### REQUIREMENT
Could you output each line of the data that follows exactly?
* Begin *
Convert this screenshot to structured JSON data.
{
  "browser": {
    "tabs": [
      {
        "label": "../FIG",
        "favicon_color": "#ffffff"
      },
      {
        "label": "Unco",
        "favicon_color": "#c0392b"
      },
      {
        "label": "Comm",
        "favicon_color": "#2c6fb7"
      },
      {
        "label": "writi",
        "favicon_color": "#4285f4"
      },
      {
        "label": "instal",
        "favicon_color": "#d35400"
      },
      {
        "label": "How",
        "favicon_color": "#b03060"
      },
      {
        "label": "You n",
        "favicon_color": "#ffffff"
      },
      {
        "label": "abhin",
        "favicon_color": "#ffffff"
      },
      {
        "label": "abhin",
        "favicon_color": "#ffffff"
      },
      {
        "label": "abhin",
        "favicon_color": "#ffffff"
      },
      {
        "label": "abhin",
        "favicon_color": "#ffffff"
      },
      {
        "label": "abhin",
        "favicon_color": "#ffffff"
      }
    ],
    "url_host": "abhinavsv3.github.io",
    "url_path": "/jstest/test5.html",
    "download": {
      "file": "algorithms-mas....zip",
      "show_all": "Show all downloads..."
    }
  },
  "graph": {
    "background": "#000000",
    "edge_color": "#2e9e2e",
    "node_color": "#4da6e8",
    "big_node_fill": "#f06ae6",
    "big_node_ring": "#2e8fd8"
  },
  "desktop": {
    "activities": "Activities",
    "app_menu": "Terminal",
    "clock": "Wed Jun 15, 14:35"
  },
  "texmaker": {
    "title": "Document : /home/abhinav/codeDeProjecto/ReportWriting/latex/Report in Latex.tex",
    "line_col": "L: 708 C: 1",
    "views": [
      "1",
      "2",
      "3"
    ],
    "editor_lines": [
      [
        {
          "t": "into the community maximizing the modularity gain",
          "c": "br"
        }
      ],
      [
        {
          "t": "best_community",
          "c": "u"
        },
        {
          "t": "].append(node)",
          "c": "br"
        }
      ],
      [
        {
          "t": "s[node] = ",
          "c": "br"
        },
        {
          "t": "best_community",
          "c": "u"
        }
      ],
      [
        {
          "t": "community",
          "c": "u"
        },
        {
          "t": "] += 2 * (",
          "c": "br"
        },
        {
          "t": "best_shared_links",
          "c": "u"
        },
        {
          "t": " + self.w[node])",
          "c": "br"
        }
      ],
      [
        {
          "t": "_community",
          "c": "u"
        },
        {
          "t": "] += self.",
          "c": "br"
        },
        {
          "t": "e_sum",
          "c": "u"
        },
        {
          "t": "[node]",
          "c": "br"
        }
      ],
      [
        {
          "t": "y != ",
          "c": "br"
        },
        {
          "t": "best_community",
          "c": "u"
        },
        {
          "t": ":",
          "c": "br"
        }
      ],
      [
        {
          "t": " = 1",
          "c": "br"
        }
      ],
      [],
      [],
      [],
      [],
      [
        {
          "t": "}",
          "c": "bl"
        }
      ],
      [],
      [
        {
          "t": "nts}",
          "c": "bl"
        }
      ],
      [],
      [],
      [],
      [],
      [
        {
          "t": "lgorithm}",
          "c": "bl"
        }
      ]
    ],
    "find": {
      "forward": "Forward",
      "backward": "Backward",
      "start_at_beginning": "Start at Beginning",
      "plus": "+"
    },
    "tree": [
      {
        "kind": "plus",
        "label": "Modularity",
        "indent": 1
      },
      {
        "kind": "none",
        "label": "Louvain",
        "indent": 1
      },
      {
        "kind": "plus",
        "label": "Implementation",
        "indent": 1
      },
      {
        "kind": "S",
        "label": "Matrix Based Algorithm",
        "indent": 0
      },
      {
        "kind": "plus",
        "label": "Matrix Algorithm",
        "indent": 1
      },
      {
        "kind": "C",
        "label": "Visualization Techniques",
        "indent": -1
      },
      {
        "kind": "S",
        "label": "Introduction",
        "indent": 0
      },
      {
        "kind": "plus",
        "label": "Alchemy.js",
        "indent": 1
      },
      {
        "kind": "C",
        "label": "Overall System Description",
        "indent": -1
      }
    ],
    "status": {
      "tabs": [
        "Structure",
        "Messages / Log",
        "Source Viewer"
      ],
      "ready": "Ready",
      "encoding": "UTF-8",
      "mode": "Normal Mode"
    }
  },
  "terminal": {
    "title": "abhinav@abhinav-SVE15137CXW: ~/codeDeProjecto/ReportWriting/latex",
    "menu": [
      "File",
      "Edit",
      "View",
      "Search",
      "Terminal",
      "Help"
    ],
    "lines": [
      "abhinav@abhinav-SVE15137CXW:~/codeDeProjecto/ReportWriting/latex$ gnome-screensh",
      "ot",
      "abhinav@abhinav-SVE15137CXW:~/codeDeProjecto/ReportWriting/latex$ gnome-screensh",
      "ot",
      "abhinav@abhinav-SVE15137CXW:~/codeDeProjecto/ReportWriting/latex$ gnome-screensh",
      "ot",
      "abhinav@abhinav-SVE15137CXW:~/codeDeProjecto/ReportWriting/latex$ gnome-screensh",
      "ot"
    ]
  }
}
* End *
### EXERCISE ANSWER
Convert this screenshot to structured JSON data.
{
  "browser": {
    "tabs": [
      {
        "label": "../FIG",
        "favicon_color": "#ffffff"
      },
      {
        "label": "Unco",
        "favicon_color": "#c0392b"
      },
      {
        "label": "Comm",
        "favicon_color": "#2c6fb7"
      },
      {
        "label": "writi",
        "favicon_color": "#4285f4"
      },
      {
        "label": "instal",
        "favicon_color": "#d35400"
      },
      {
        "label": "How",
        "favicon_color": "#b03060"
      },
      {
        "label": "You n",
        "favicon_color": "#ffffff"
      },
      {
        "label": "abhin",
        "favicon_color": "#ffffff"
      },
      {
        "label": "abhin",
        "favicon_color": "#ffffff"
      },
      {
        "label": "abhin",
        "favicon_color": "#ffffff"
      },
      {
        "label": "abhin",
        "favicon_color": "#ffffff"
      },
      {
        "label": "abhin",
        "favicon_color": "#ffffff"
      }
    ],
    "url_host": "abhinavsv3.github.io",
    "url_path": "/jstest/test5.html",
    "download": {
      "file": "algorithms-mas....zip",
      "show_all": "Show all downloads..."
    }
  },
  "graph": {
    "background": "#000000",
    "edge_color": "#2e9e2e",
    "node_color": "#4da6e8",
    "big_node_fill": "#f06ae6",
    "big_node_ring": "#2e8fd8"
  },
  "desktop": {
    "activities": "Activities",
    "app_menu": "Terminal",
    "clock": "Wed Jun 15, 14:35"
  },
  "texmaker": {
    "title": "Document : /home/abhinav/codeDeProjecto/ReportWriting/latex/Report in Latex.tex",
    "line_col": "L: 708 C: 1",
    "views": [
      "1",
      "2",
      "3"
    ],
    "editor_lines": [
      [
        {
          "t": "into the community maximizing the modularity gain",
          "c": "br"
        }
      ],
      [
        {
          "t": "best_community",
          "c": "u"
        },
        {
          "t": "].append(node)",
          "c": "br"
        }
      ],
      [
        {
          "t": "s[node] = ",
          "c": "br"
        },
        {
          "t": "best_community",
          "c": "u"
        }
      ],
      [
        {
          "t": "community",
          "c": "u"
        },
        {
          "t": "] += 2 * (",
          "c": "br"
        },
        {
          "t": "best_shared_links",
          "c": "u"
        },
        {
          "t": " + self.w[node])",
          "c": "br"
        }
      ],
      [
        {
          "t": "_community",
          "c": "u"
        },
        {
          "t": "] += self.",
          "c": "br"
        },
        {
          "t": "e_sum",
          "c": "u"
        },
        {
          "t": "[node]",
          "c": "br"
        }
      ],
      [
        {
          "t": "y != ",
          "c": "br"
        },
        {
          "t": "best_community",
          "c": "u"
        },
        {
          "t": ":",
          "c": "br"
        }
      ],
      [
        {
          "t": " = 1",
          "c": "br"
        }
      ],
      [],
      [],
      [],
      [],
      [
        {
          "t": "}",
          "c": "bl"
        }
      ],
      [],
      [
        {
          "t": "nts}",
          "c": "bl"
        }
      ],
      [],
      [],
      [],
      [],
      [
        {
          "t": "lgorithm}",
          "c": "bl"
        }
      ]
    ],
    "find": {
      "forward": "Forward",
      "backward": "Backward",
      "start_at_beginning": "Start at Beginning",
      "plus": "+"
    },
    "tree": [
      {
        "kind": "plus",
        "label": "Modularity",
        "indent": 1
      },
      {
        "kind": "none",
        "label": "Louvain",
        "indent": 1
      },
      {
        "kind": "plus",
        "label": "Implementation",
        "indent": 1
      },
      {
        "kind": "S",
        "label": "Matrix Based Algorithm",
        "indent": 0
      },
      {
        "kind": "plus",
        "label": "Matrix Algorithm",
        "indent": 1
      },
      {
        "kind": "C",
        "label": "Visualization Techniques",
        "indent": -1
      },
      {
        "kind": "S",
        "label": "Introduction",
        "indent": 0
      },
      {
        "kind": "plus",
        "label": "Alchemy.js",
        "indent": 1
      },
      {
        "kind": "C",
        "label": "Overall System Description",
        "indent": -1
      }
    ],
    "status": {
      "tabs": [
        "Structure",
        "Messages / Log",
        "Source Viewer"
      ],
      "ready": "Ready",
      "encoding": "UTF-8",
      "mode": "Normal Mode"
    }
  },
  "terminal": {
    "title": "abhinav@abhinav-SVE15137CXW: ~/codeDeProjecto/ReportWriting/latex",
    "menu": [
      "File",
      "Edit",
      "View",
      "Search",
      "Terminal",
      "Help"
    ],
    "lines": [
      "abhinav@abhinav-SVE15137CXW:~/codeDeProjecto/ReportWriting/latex$ gnome-screensh",
      "ot",
      "abhinav@abhinav-SVE15137CXW:~/codeDeProjecto/ReportWriting/latex$ gnome-screensh",
      "ot",
      "abhinav@abhinav-SVE15137CXW:~/codeDeProjecto/ReportWriting/latex$ gnome-screensh",
      "ot",
      "abhinav@abhinav-SVE15137CXW:~/codeDeProjecto/ReportWriting/latex$ gnome-screensh",
      "ot"
    ]
  }
}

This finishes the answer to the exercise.